Exercise task:
Without the images, write out the whole listing exactly.

The data:
=-=-=

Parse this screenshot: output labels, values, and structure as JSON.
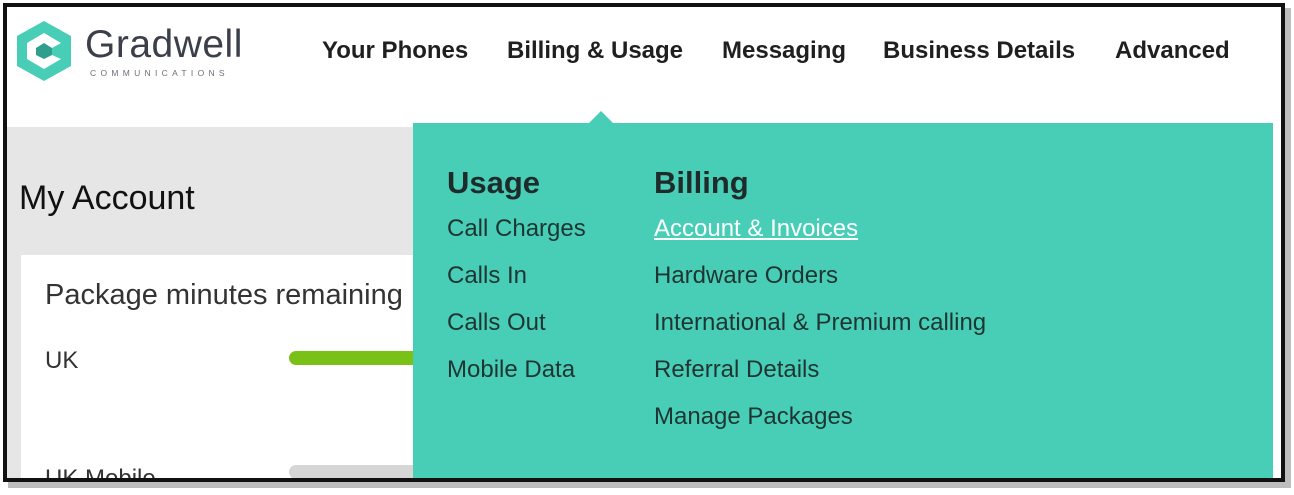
{
  "brand": {
    "name": "Gradwell",
    "tagline": "COMMUNICATIONS",
    "accent_color": "#48ceb6"
  },
  "nav": {
    "items": [
      "Your Phones",
      "Billing & Usage",
      "Messaging",
      "Business Details",
      "Advanced"
    ]
  },
  "page": {
    "title": "My Account"
  },
  "card": {
    "title": "Package minutes remaining",
    "rows": [
      {
        "label": "UK",
        "fill": 0.9,
        "color": "#79c017"
      },
      {
        "label": "UK Mobile",
        "fill": 0.0,
        "color": "#79c017"
      }
    ]
  },
  "dropdown": {
    "usage": {
      "heading": "Usage",
      "links": [
        "Call Charges",
        "Calls In",
        "Calls Out",
        "Mobile Data"
      ]
    },
    "billing": {
      "heading": "Billing",
      "links": [
        "Account & Invoices",
        "Hardware Orders",
        "International & Premium calling",
        "Referral Details",
        "Manage Packages"
      ]
    }
  }
}
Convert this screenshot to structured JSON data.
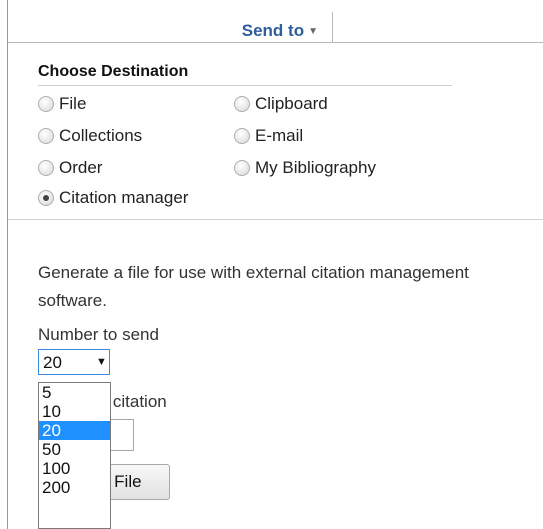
{
  "header": {
    "send_to_label": "Send to"
  },
  "destination": {
    "heading": "Choose Destination",
    "options": [
      {
        "label": "File",
        "checked": false
      },
      {
        "label": "Clipboard",
        "checked": false
      },
      {
        "label": "Collections",
        "checked": false
      },
      {
        "label": "E-mail",
        "checked": false
      },
      {
        "label": "Order",
        "checked": false
      },
      {
        "label": "My Bibliography",
        "checked": false
      },
      {
        "label": "Citation manager",
        "checked": true
      }
    ]
  },
  "citation": {
    "description": "Generate a file for use with external citation management software.",
    "number_label": "Number to send",
    "number_value": "20",
    "from_label": "m citation",
    "create_button_label": "e File"
  },
  "number_dropdown": {
    "options": [
      "5",
      "10",
      "20",
      "50",
      "100",
      "200"
    ],
    "selected": "20"
  },
  "colors": {
    "link_blue": "#2f5e9c",
    "selection_blue": "#1e90ff",
    "focus_border": "#3c8be0"
  }
}
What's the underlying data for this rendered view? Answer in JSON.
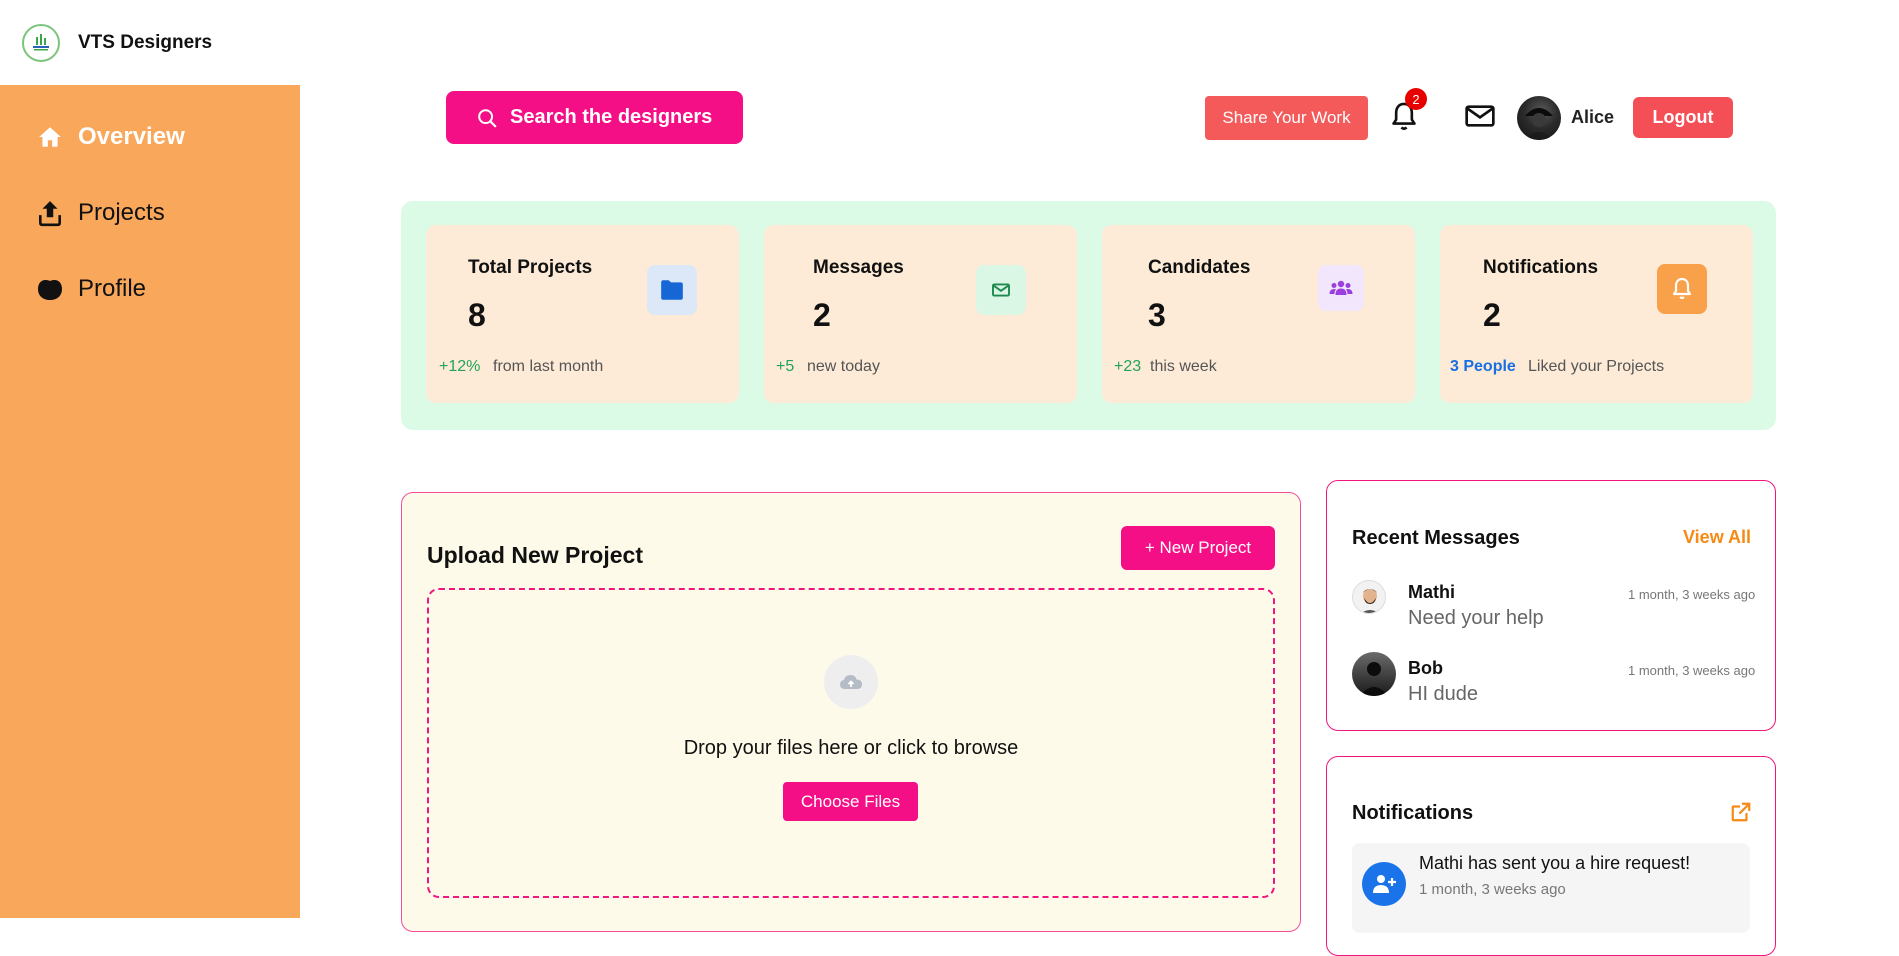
{
  "brand": {
    "name": "VTS Designers"
  },
  "sidebar": {
    "items": [
      {
        "label": "Overview",
        "icon": "home-icon"
      },
      {
        "label": "Projects",
        "icon": "upload-icon"
      },
      {
        "label": "Profile",
        "icon": "profile-blob-icon"
      }
    ]
  },
  "header": {
    "search_label": "Search the designers",
    "share_label": "Share Your Work",
    "notification_count": "2",
    "username": "Alice",
    "logout_label": "Logout"
  },
  "stats": [
    {
      "title": "Total Projects",
      "value": "8",
      "delta": "+12%",
      "note": "from last month",
      "icon": "folder-icon",
      "icon_bg": "#dce8f8",
      "icon_color": "#1766d6"
    },
    {
      "title": "Messages",
      "value": "2",
      "delta": "+5",
      "note": "new today",
      "icon": "mail-icon",
      "icon_bg": "#daf7e5",
      "icon_color": "#1e8a4e"
    },
    {
      "title": "Candidates",
      "value": "3",
      "delta": "+23",
      "note": "this week",
      "icon": "users-icon",
      "icon_bg": "#f1e6fb",
      "icon_color": "#9b3fe0"
    },
    {
      "title": "Notifications",
      "value": "2",
      "delta": "3 People",
      "note": "Liked your Projects",
      "icon": "bell-icon",
      "icon_bg": "#f9a04a",
      "icon_color": "#ffffff"
    }
  ],
  "upload": {
    "title": "Upload New Project",
    "new_project_label": "+ New Project",
    "drop_text": "Drop your files here or click to browse",
    "choose_label": "Choose Files"
  },
  "recent_messages": {
    "title": "Recent Messages",
    "view_all": "View All",
    "items": [
      {
        "name": "Mathi",
        "time": "1 month, 3 weeks ago",
        "text": "Need your help"
      },
      {
        "name": "Bob",
        "time": "1 month, 3 weeks ago",
        "text": "HI dude"
      }
    ]
  },
  "notifications": {
    "title": "Notifications",
    "items": [
      {
        "text": "Mathi has sent you a hire request!",
        "time": "1 month, 3 weeks ago"
      }
    ]
  },
  "colors": {
    "sidebar": "#f9a75a",
    "primary_pink": "#f50f86",
    "danger": "#f44e57",
    "stats_panel": "#dcfbe6",
    "stat_card": "#fdebd7"
  }
}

=-=-=

Solution to the exercise:
Parse this screenshot: output labels, values, and structure as JSON.
{
  "brand": {
    "name": "Gradwell",
    "tagline": "COMMUNICATIONS",
    "accent_color": "#48ceb6"
  },
  "nav": {
    "items": [
      "Your Phones",
      "Billing & Usage",
      "Messaging",
      "Business Details",
      "Advanced"
    ]
  },
  "page": {
    "title": "My Account"
  },
  "card": {
    "title": "Package minutes remaining",
    "rows": [
      {
        "label": "UK",
        "fill": 0.9,
        "color": "#79c017"
      },
      {
        "label": "UK Mobile",
        "fill": 0.0,
        "color": "#79c017"
      }
    ]
  },
  "dropdown": {
    "usage": {
      "heading": "Usage",
      "links": [
        "Call Charges",
        "Calls In",
        "Calls Out",
        "Mobile Data"
      ]
    },
    "billing": {
      "heading": "Billing",
      "links": [
        "Account & Invoices",
        "Hardware Orders",
        "International & Premium calling",
        "Referral Details",
        "Manage Packages"
      ]
    }
  }
}
Convert this screenshot to structured JSON data.
{
  "header": {
    "send_to_label": "Send to"
  },
  "destination": {
    "heading": "Choose Destination",
    "options": [
      {
        "label": "File",
        "checked": false
      },
      {
        "label": "Clipboard",
        "checked": false
      },
      {
        "label": "Collections",
        "checked": false
      },
      {
        "label": "E-mail",
        "checked": false
      },
      {
        "label": "Order",
        "checked": false
      },
      {
        "label": "My Bibliography",
        "checked": false
      },
      {
        "label": "Citation manager",
        "checked": true
      }
    ]
  },
  "citation": {
    "description": "Generate a file for use with external citation management software.",
    "number_label": "Number to send",
    "number_value": "20",
    "from_label": "m citation",
    "create_button_label": "e File"
  },
  "number_dropdown": {
    "options": [
      "5",
      "10",
      "20",
      "50",
      "100",
      "200"
    ],
    "selected": "20"
  },
  "colors": {
    "link_blue": "#2f5e9c",
    "selection_blue": "#1e90ff",
    "focus_border": "#3c8be0"
  }
}
What's the underlying data for this rendered view? Answer in JSON.
{
  "brand": {
    "name": "VTS Designers"
  },
  "sidebar": {
    "items": [
      {
        "label": "Overview",
        "icon": "home-icon"
      },
      {
        "label": "Projects",
        "icon": "upload-icon"
      },
      {
        "label": "Profile",
        "icon": "profile-blob-icon"
      }
    ]
  },
  "header": {
    "search_label": "Search the designers",
    "share_label": "Share Your Work",
    "notification_count": "2",
    "username": "Alice",
    "logout_label": "Logout"
  },
  "stats": [
    {
      "title": "Total Projects",
      "value": "8",
      "delta": "+12%",
      "note": "from last month",
      "icon": "folder-icon",
      "icon_bg": "#dce8f8",
      "icon_color": "#1766d6"
    },
    {
      "title": "Messages",
      "value": "2",
      "delta": "+5",
      "note": "new today",
      "icon": "mail-icon",
      "icon_bg": "#daf7e5",
      "icon_color": "#1e8a4e"
    },
    {
      "title": "Candidates",
      "value": "3",
      "delta": "+23",
      "note": "this week",
      "icon": "users-icon",
      "icon_bg": "#f1e6fb",
      "icon_color": "#9b3fe0"
    },
    {
      "title": "Notifications",
      "value": "2",
      "delta": "3 People",
      "note": "Liked your Projects",
      "icon": "bell-icon",
      "icon_bg": "#f9a04a",
      "icon_color": "#ffffff"
    }
  ],
  "upload": {
    "title": "Upload New Project",
    "new_project_label": "+ New Project",
    "drop_text": "Drop your files here or click to browse",
    "choose_label": "Choose Files"
  },
  "recent_messages": {
    "title": "Recent Messages",
    "view_all": "View All",
    "items": [
      {
        "name": "Mathi",
        "time": "1 month, 3 weeks ago",
        "text": "Need your help"
      },
      {
        "name": "Bob",
        "time": "1 month, 3 weeks ago",
        "text": "HI dude"
      }
    ]
  },
  "notifications": {
    "title": "Notifications",
    "items": [
      {
        "text": "Mathi has sent you a hire request!",
        "time": "1 month, 3 weeks ago"
      }
    ]
  },
  "colors": {
    "sidebar": "#f9a75a",
    "primary_pink": "#f50f86",
    "danger": "#f44e57",
    "stats_panel": "#dcfbe6",
    "stat_card": "#fdebd7"
  }
}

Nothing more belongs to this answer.